▶ [Problem]
The records below need retyping in full; give them again exactly.

Exercise data start

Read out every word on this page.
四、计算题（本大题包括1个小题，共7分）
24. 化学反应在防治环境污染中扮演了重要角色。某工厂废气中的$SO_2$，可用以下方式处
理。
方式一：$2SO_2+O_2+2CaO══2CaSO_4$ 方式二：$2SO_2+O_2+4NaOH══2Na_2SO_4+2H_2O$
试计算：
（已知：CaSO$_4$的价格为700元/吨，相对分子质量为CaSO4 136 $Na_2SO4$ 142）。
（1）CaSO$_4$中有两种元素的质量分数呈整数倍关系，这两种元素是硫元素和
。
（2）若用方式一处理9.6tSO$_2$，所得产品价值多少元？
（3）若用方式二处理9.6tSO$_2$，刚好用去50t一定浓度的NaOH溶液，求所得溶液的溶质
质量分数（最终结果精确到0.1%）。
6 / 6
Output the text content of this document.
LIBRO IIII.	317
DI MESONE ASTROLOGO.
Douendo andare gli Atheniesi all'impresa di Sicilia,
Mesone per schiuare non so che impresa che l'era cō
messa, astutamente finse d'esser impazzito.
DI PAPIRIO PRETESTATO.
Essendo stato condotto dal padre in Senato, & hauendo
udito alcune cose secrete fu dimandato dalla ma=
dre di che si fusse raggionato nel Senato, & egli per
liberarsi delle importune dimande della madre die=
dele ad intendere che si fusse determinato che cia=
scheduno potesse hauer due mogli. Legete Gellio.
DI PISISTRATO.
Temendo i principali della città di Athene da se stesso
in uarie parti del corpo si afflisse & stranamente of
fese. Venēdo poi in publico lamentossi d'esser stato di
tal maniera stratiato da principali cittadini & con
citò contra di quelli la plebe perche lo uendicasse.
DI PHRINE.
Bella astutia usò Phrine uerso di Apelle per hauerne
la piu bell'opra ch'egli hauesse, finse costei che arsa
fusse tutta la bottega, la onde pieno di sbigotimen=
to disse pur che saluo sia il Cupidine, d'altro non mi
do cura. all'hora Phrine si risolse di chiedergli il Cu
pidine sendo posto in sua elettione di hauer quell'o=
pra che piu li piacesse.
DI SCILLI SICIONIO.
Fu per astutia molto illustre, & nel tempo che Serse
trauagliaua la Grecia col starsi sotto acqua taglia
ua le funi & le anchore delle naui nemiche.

Exercise data end

▶ [Task result]
Read out every word on this page.
四、计算题（本大题包括1个小题，共7分）
24. 化学反应在防治环境污染中扮演了重要角色。某工厂废气中的$SO_2$，可用以下方式处
理。
方式一：$2SO_2+O_2+2CaO══2CaSO_4$ 方式二：$2SO_2+O_2+4NaOH══2Na_2SO_4+2H_2O$
试计算：
（已知：CaSO$_4$的价格为700元/吨，相对分子质量为CaSO4 136 $Na_2SO4$ 142）。
（1）CaSO$_4$中有两种元素的质量分数呈整数倍关系，这两种元素是硫元素和
。
（2）若用方式一处理9.6tSO$_2$，所得产品价值多少元？
（3）若用方式二处理9.6tSO$_2$，刚好用去50t一定浓度的NaOH溶液，求所得溶液的溶质
质量分数（最终结果精确到0.1%）。
6 / 6
Output the text content of this document.
LIBRO IIII.	317
DI MESONE ASTROLOGO.
Douendo andare gli Atheniesi all'impresa di Sicilia,
Mesone per schiuare non so che impresa che l'era cō
messa, astutamente finse d'esser impazzito.
DI PAPIRIO PRETESTATO.
Essendo stato condotto dal padre in Senato, & hauendo
udito alcune cose secrete fu dimandato dalla ma=
dre di che si fusse raggionato nel Senato, & egli per
liberarsi delle importune dimande della madre die=
dele ad intendere che si fusse determinato che cia=
scheduno potesse hauer due mogli. Legete Gellio.
DI PISISTRATO.
Temendo i principali della città di Athene da se stesso
in uarie parti del corpo si afflisse & stranamente of
fese. Venēdo poi in publico lamentossi d'esser stato di
tal maniera stratiato da principali cittadini & con
citò contra di quelli la plebe perche lo uendicasse.
DI PHRINE.
Bella astutia usò Phrine uerso di Apelle per hauerne
la piu bell'opra ch'egli hauesse, finse costei che arsa
fusse tutta la bottega, la onde pieno di sbigotimen=
to disse pur che saluo sia il Cupidine, d'altro non mi
do cura. all'hora Phrine si risolse di chiedergli il Cu
pidine sendo posto in sua elettione di hauer quell'o=
pra che piu li piacesse.
DI SCILLI SICIONIO.
Fu per astutia molto illustre, & nel tempo che Serse
trauagliaua la Grecia col starsi sotto acqua taglia
ua le funi & le anchore delle naui nemiche.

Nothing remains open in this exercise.